• [What you should do]
Using the listing below, copy every line that mentions "flux".

• [Provided data]
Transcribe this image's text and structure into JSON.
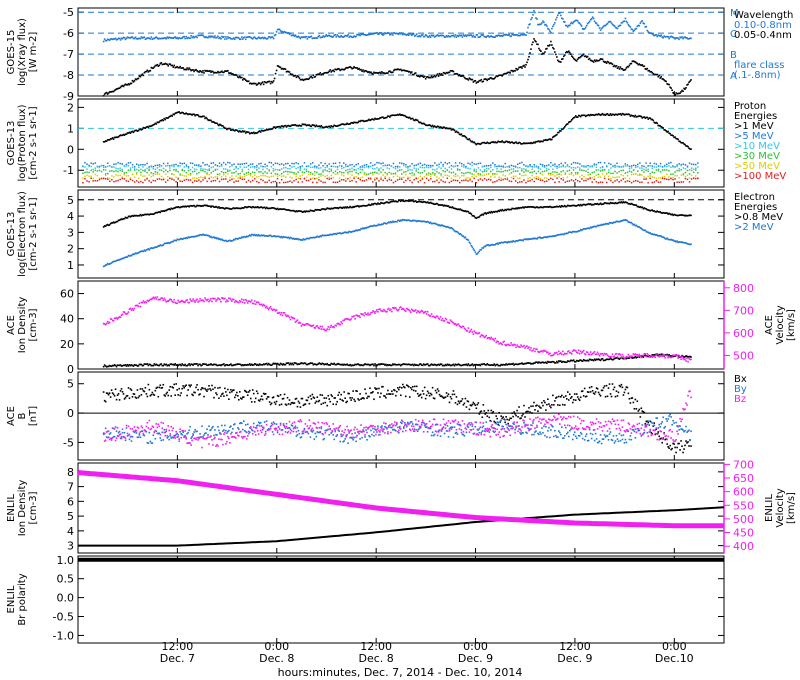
{
  "figure": {
    "xlabel": "hours:minutes, Dec. 7, 2014 - Dec. 10, 2014",
    "x_ticks": [
      {
        "hour": 12,
        "time": "12:00",
        "date": "Dec. 7"
      },
      {
        "hour": 24,
        "time": "0:00",
        "date": "Dec. 8"
      },
      {
        "hour": 36,
        "time": "12:00",
        "date": "Dec. 8"
      },
      {
        "hour": 48,
        "time": "0:00",
        "date": "Dec. 9"
      },
      {
        "hour": 60,
        "time": "12:00",
        "date": "Dec. 9"
      },
      {
        "hour": 72,
        "time": "0:00",
        "date": "Dec.10"
      }
    ],
    "colors": {
      "black": "#000000",
      "blue": "#1e78d2",
      "cyan": "#30c8e8",
      "magenta": "#f020f0",
      "green": "#30c030",
      "yellow": "#d8d000",
      "orange": "#f09018",
      "red": "#e02020"
    }
  },
  "chart_data": [
    {
      "type": "scatter",
      "ylabel": [
        "GOES-15",
        "log(Xray flux)",
        "[W m-2]"
      ],
      "ylim": [
        -9,
        -4.8
      ],
      "y_ticks": [
        -9,
        -8,
        -7,
        -6,
        -5
      ],
      "thresholds": [
        -8,
        -7,
        -6,
        -5
      ],
      "threshold_labels": [
        "A",
        "B",
        "C",
        "M"
      ],
      "legend": [
        "Wavelength",
        "0.10-0.8nm",
        "0.05-0.4nm",
        "flare class",
        "(.1-.8nm)"
      ],
      "series": [
        {
          "name": "0.10-0.8nm",
          "color": "blue",
          "x": [
            3,
            6,
            9,
            12,
            15,
            18,
            21,
            23.5,
            24,
            27,
            30,
            33,
            36,
            39,
            42,
            45,
            48,
            51,
            54,
            55,
            55.5,
            56,
            57,
            58,
            59,
            60,
            61,
            62,
            63,
            64,
            65,
            66,
            67,
            68,
            69,
            70,
            72,
            74
          ],
          "y": [
            -6.3,
            -6.2,
            -6.2,
            -6.2,
            -6.1,
            -6.2,
            -6.2,
            -6.2,
            -5.8,
            -6.2,
            -6.1,
            -6.1,
            -6.0,
            -6.0,
            -6.1,
            -6.1,
            -6.1,
            -6.1,
            -6.0,
            -4.9,
            -5.6,
            -5.4,
            -5.9,
            -5.0,
            -5.7,
            -5.3,
            -5.8,
            -5.2,
            -5.8,
            -5.4,
            -5.7,
            -5.3,
            -5.9,
            -5.4,
            -6.0,
            -6.1,
            -6.2,
            -6.2
          ]
        },
        {
          "name": "0.05-0.4nm",
          "color": "black",
          "x": [
            3,
            6,
            9,
            10,
            12,
            15,
            18,
            21,
            23.5,
            24,
            27,
            30,
            33,
            36,
            39,
            42,
            45,
            48,
            51,
            54,
            55,
            56,
            57,
            58,
            59,
            60,
            61,
            62,
            63,
            64,
            65,
            66,
            67,
            68,
            69,
            70,
            71,
            72,
            73,
            74
          ],
          "y": [
            -8.9,
            -8.4,
            -7.6,
            -7.4,
            -7.6,
            -7.8,
            -7.8,
            -8.4,
            -8.3,
            -7.5,
            -8.2,
            -7.8,
            -7.6,
            -7.9,
            -7.7,
            -8.1,
            -7.8,
            -8.3,
            -8.0,
            -7.5,
            -6.2,
            -7.0,
            -6.4,
            -7.4,
            -6.8,
            -7.3,
            -7.0,
            -7.3,
            -7.2,
            -7.4,
            -7.6,
            -7.7,
            -7.3,
            -7.5,
            -7.8,
            -8.0,
            -8.3,
            -8.9,
            -8.7,
            -8.2
          ]
        }
      ]
    },
    {
      "type": "scatter",
      "ylabel": [
        "GOES-13",
        "log(Proton flux)",
        "[cm-2 s-1 sr-1]"
      ],
      "ylim": [
        -1.8,
        2.4
      ],
      "y_ticks": [
        -1,
        0,
        1,
        2
      ],
      "thresholds": [
        1
      ],
      "legend": [
        "Proton",
        "Energies",
        ">1 MeV",
        ">5 MeV",
        ">10 MeV",
        ">30 MeV",
        ">50 MeV",
        ">100 MeV"
      ],
      "series": [
        {
          "name": ">1 MeV",
          "color": "black",
          "x": [
            3,
            6,
            9,
            12,
            15,
            18,
            21,
            24,
            27,
            30,
            33,
            36,
            39,
            42,
            45,
            48,
            51,
            54,
            57,
            60,
            63,
            66,
            69,
            72,
            74
          ],
          "y": [
            0.4,
            0.8,
            1.2,
            1.8,
            1.6,
            1.0,
            0.8,
            1.1,
            1.2,
            1.1,
            1.3,
            1.5,
            1.7,
            1.2,
            1.0,
            0.3,
            0.4,
            0.3,
            0.5,
            1.6,
            1.7,
            1.7,
            1.5,
            0.6,
            0.0
          ]
        },
        {
          "name": ">5 MeV",
          "color": "blue",
          "level": -0.7
        },
        {
          "name": ">10 MeV",
          "color": "cyan",
          "level": -0.85
        },
        {
          "name": ">30 MeV",
          "color": "green",
          "level": -1.05
        },
        {
          "name": ">50 MeV",
          "color": "yellow",
          "level": -1.25
        },
        {
          "name": ">100 MeV",
          "color": "red",
          "level": -1.45
        }
      ]
    },
    {
      "type": "line",
      "ylabel": [
        "GOES-13",
        "log(Electron flux)",
        "[cm-2 s-1 sr-1]"
      ],
      "ylim": [
        0.2,
        5.6
      ],
      "y_ticks": [
        1,
        2,
        3,
        4,
        5
      ],
      "thresholds": [
        5
      ],
      "legend": [
        "Electron",
        "Energies",
        ">0.8 MeV",
        ">2 MeV"
      ],
      "series": [
        {
          "name": ">0.8 MeV",
          "color": "black",
          "x": [
            3,
            6,
            9,
            12,
            15,
            18,
            21,
            24,
            27,
            30,
            33,
            36,
            39,
            42,
            45,
            47,
            48,
            49,
            51,
            54,
            57,
            60,
            63,
            66,
            69,
            72,
            74
          ],
          "y": [
            3.4,
            4.0,
            4.2,
            4.6,
            4.7,
            4.5,
            4.6,
            4.5,
            4.3,
            4.5,
            4.6,
            4.8,
            5.0,
            4.9,
            4.6,
            4.3,
            3.9,
            4.2,
            4.4,
            4.6,
            4.6,
            4.7,
            4.8,
            4.9,
            4.4,
            4.1,
            4.1
          ]
        },
        {
          "name": ">2 MeV",
          "color": "blue",
          "x": [
            3,
            6,
            9,
            12,
            15,
            18,
            21,
            24,
            27,
            30,
            33,
            36,
            39,
            42,
            45,
            47,
            48,
            49,
            51,
            54,
            57,
            60,
            63,
            66,
            69,
            72,
            74
          ],
          "y": [
            1.0,
            1.6,
            2.1,
            2.6,
            2.9,
            2.5,
            2.9,
            2.8,
            2.6,
            2.9,
            3.1,
            3.5,
            3.8,
            3.7,
            3.3,
            2.6,
            1.7,
            2.2,
            2.4,
            2.6,
            2.8,
            3.1,
            3.5,
            3.8,
            3.0,
            2.5,
            2.3
          ]
        }
      ]
    },
    {
      "type": "scatter",
      "ylabel": [
        "ACE",
        "Ion Density",
        "[cm-3]"
      ],
      "ylim": [
        0,
        70
      ],
      "y_ticks": [
        0,
        20,
        40,
        60
      ],
      "ylabel_right": [
        "ACE",
        "Velocity",
        "[km/s]"
      ],
      "ylim_right": [
        440,
        830
      ],
      "y_ticks_right": [
        500,
        600,
        700,
        800
      ],
      "series": [
        {
          "name": "Ion Density",
          "color": "black",
          "x": [
            3,
            9,
            15,
            21,
            27,
            33,
            39,
            45,
            51,
            57,
            63,
            67,
            70,
            74
          ],
          "y": [
            3,
            4,
            4,
            4,
            5,
            4,
            4,
            4,
            4,
            6,
            8,
            10,
            12,
            10
          ]
        },
        {
          "name": "Velocity",
          "color": "magenta",
          "axis": "right",
          "x": [
            3,
            6,
            9,
            12,
            15,
            18,
            21,
            24,
            27,
            30,
            33,
            36,
            39,
            42,
            45,
            48,
            51,
            54,
            57,
            60,
            63,
            66,
            69,
            72,
            74
          ],
          "y": [
            640,
            700,
            760,
            740,
            750,
            750,
            740,
            700,
            640,
            620,
            670,
            700,
            710,
            690,
            650,
            600,
            560,
            540,
            510,
            520,
            510,
            500,
            505,
            500,
            480
          ]
        }
      ]
    },
    {
      "type": "scatter",
      "ylabel": [
        "ACE",
        "B",
        "[nT]"
      ],
      "ylim": [
        -8,
        7
      ],
      "y_ticks": [
        -5,
        0,
        5
      ],
      "legend": [
        "Bx",
        "By",
        "Bz"
      ],
      "series": [
        {
          "name": "Bx",
          "color": "black",
          "x": [
            3,
            9,
            15,
            21,
            27,
            33,
            39,
            45,
            51,
            57,
            63,
            66,
            69,
            72,
            74
          ],
          "y": [
            3,
            4,
            4,
            3,
            2,
            3,
            4,
            3,
            -1,
            2,
            4,
            4,
            -2,
            -6,
            -5
          ]
        },
        {
          "name": "By",
          "color": "blue",
          "x": [
            3,
            9,
            15,
            21,
            27,
            33,
            39,
            45,
            51,
            57,
            63,
            66,
            69,
            72,
            74
          ],
          "y": [
            -3,
            -4,
            -3,
            -2,
            -3,
            -4,
            -2,
            -3,
            -2,
            -3,
            -4,
            -4,
            -2,
            -1,
            -4
          ]
        },
        {
          "name": "Bz",
          "color": "magenta",
          "x": [
            3,
            9,
            15,
            21,
            27,
            33,
            39,
            45,
            51,
            57,
            63,
            66,
            69,
            72,
            74
          ],
          "y": [
            -4,
            -2,
            -5,
            -3,
            -2,
            -3,
            -2,
            -2,
            -3,
            -1,
            -2,
            -2,
            -3,
            -4,
            4
          ]
        }
      ]
    },
    {
      "type": "line",
      "ylabel": [
        "ENLIL",
        "Ion Density",
        "[cm-3]"
      ],
      "ylim": [
        2.5,
        8.6
      ],
      "y_ticks": [
        3,
        4,
        5,
        6,
        7,
        8
      ],
      "ylabel_right": [
        "ENLIL",
        "Velocity",
        "[km/s]"
      ],
      "ylim_right": [
        375,
        705
      ],
      "y_ticks_right": [
        400,
        450,
        500,
        550,
        600,
        650,
        700
      ],
      "series": [
        {
          "name": "Ion Density",
          "color": "black",
          "x": [
            0,
            12,
            24,
            36,
            48,
            60,
            72,
            78
          ],
          "y": [
            3.0,
            3.0,
            3.3,
            3.9,
            4.6,
            5.1,
            5.4,
            5.6
          ]
        },
        {
          "name": "Velocity",
          "color": "magenta",
          "axis": "right",
          "x": [
            0,
            12,
            24,
            36,
            48,
            60,
            72,
            78
          ],
          "y": [
            670,
            640,
            590,
            540,
            505,
            485,
            475,
            475
          ]
        }
      ]
    },
    {
      "type": "line",
      "ylabel": [
        "ENLIL",
        "Br polarity"
      ],
      "ylim": [
        -1.2,
        1.1
      ],
      "y_ticks": [
        -1.0,
        -0.5,
        0.0,
        0.5,
        1.0
      ],
      "y_tick_labels": [
        "-1.0",
        "-0.5",
        "0.0",
        "0.5",
        "1.0"
      ],
      "series": [
        {
          "name": "Br polarity",
          "color": "black",
          "x": [
            0,
            78
          ],
          "y": [
            1,
            1
          ]
        }
      ]
    }
  ]
}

• [Complete response]
        "log(Xray flux)",
        "log(Proton flux)",
        "log(Electron flux)",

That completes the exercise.